# The request
In the data below, locate each line with the word "order" and list it.

# Input material
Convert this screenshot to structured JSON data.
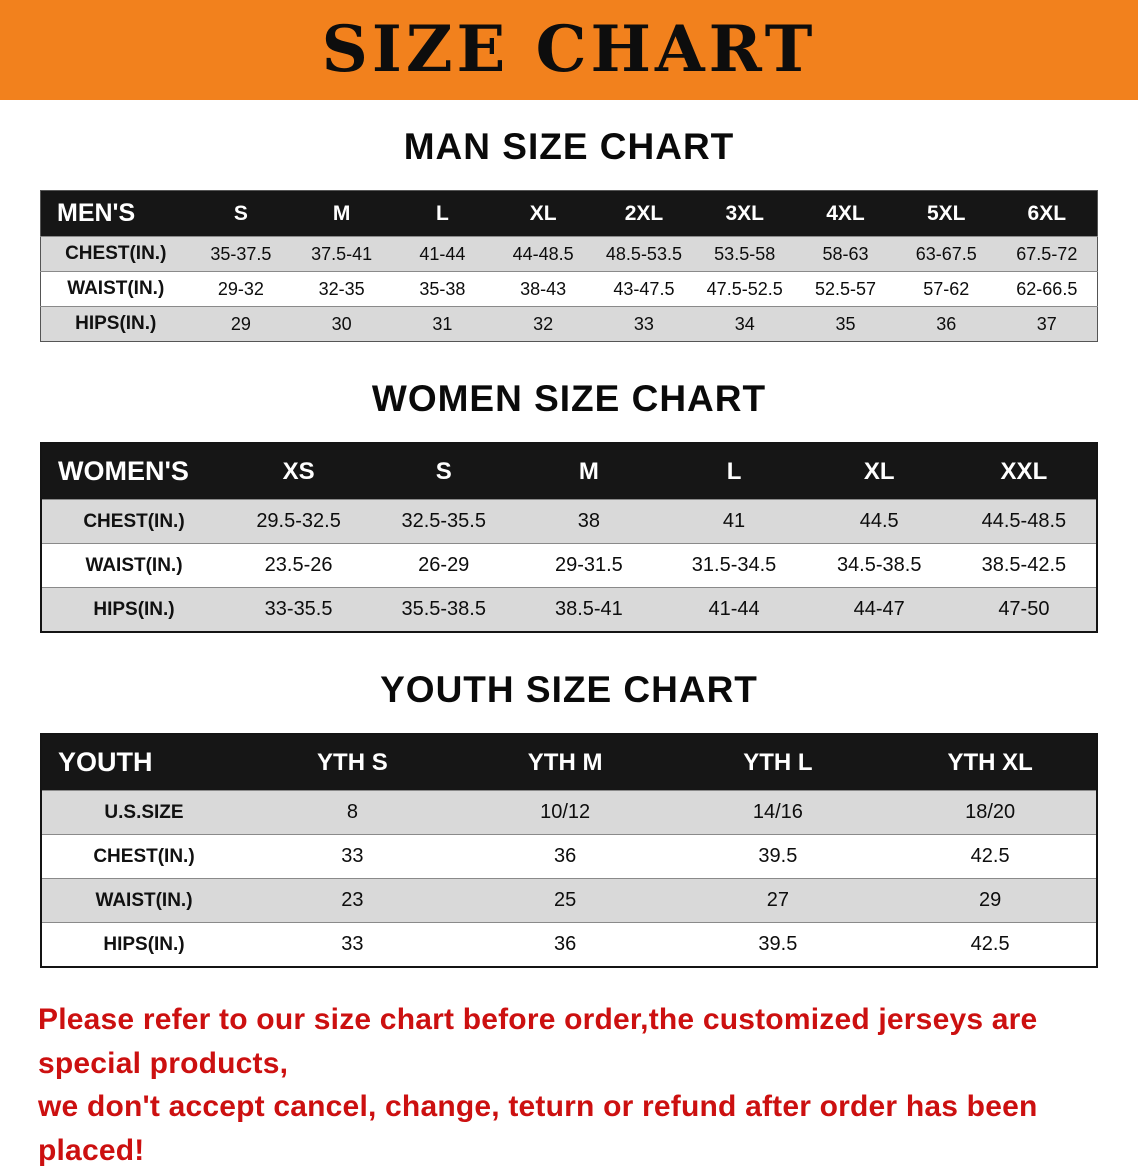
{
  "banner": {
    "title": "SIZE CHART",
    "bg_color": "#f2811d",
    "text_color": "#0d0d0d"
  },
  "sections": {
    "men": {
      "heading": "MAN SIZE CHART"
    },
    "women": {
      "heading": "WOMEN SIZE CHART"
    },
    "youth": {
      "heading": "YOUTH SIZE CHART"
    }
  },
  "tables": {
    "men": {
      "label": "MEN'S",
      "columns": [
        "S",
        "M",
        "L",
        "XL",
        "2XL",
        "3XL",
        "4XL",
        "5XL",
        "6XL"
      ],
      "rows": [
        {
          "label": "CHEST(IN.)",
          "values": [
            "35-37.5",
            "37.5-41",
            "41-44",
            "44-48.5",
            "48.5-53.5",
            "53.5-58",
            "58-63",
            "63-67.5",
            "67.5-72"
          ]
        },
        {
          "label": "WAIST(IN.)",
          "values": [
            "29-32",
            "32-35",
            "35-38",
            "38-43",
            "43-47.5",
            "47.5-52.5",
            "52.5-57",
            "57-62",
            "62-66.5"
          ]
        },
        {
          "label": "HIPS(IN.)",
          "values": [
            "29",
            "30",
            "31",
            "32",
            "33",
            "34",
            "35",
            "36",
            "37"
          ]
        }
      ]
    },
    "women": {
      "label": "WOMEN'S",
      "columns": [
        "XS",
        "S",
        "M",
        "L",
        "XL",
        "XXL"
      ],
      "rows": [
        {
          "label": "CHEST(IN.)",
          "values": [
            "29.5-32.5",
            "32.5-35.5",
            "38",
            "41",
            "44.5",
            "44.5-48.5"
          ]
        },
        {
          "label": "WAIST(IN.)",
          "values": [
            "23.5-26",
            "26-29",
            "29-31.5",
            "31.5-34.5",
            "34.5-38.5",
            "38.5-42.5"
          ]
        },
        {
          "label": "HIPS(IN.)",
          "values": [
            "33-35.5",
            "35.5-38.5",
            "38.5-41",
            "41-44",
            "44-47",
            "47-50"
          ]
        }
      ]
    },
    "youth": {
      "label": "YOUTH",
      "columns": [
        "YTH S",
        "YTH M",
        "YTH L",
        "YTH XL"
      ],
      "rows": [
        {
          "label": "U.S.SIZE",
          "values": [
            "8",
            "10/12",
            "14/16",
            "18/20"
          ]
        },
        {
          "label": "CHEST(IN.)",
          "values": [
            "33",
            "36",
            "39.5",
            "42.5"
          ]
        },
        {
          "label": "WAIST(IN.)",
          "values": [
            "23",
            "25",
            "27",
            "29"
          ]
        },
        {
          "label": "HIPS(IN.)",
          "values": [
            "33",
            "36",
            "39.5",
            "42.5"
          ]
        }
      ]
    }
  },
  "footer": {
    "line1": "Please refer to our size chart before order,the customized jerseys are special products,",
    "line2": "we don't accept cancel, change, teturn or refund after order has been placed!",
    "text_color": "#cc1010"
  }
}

==

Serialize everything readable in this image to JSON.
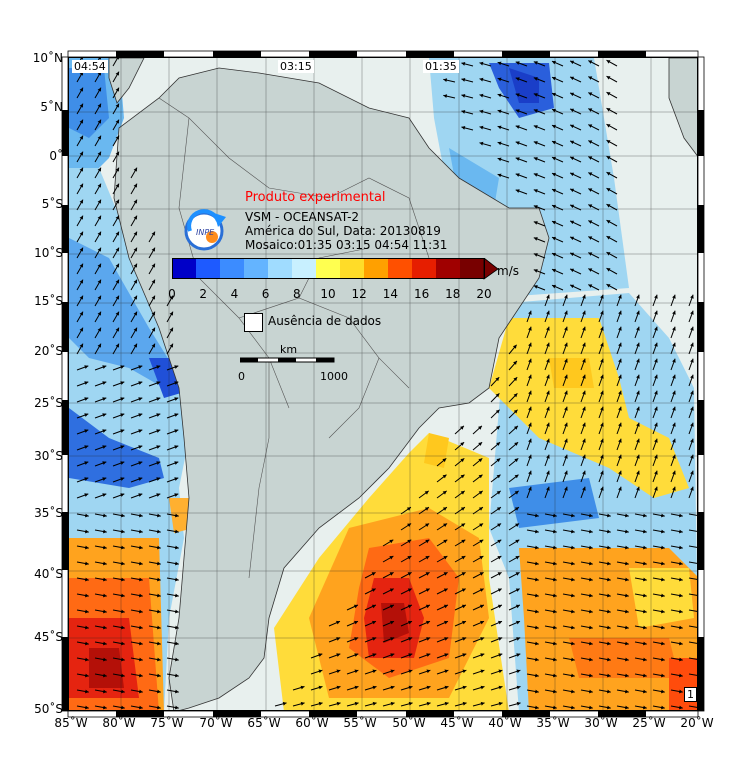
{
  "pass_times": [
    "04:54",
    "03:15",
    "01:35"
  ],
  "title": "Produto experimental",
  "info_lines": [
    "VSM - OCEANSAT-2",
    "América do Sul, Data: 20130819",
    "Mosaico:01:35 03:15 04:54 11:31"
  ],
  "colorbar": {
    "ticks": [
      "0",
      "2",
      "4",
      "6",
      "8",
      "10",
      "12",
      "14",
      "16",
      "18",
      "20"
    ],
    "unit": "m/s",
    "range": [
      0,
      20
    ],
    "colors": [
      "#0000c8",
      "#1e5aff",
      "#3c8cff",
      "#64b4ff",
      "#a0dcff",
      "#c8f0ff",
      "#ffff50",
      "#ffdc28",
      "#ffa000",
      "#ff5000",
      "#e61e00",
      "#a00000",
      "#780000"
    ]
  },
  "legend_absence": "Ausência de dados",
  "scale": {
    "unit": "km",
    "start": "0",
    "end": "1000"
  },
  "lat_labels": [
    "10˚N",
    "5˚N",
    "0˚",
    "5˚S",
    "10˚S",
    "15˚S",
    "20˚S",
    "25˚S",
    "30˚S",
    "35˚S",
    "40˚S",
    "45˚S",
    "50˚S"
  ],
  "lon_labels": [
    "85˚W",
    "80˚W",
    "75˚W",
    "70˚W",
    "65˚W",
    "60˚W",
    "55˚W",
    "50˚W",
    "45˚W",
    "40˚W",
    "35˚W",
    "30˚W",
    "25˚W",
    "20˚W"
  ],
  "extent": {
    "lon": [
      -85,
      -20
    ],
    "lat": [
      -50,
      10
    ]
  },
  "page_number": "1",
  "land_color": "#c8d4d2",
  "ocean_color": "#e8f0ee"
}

# Exercise output
    "line1": "Please refer to our size chart before order,the customized jerseys are special products,",
    "line2": "we don't accept cancel, change, teturn or refund after order has been placed!",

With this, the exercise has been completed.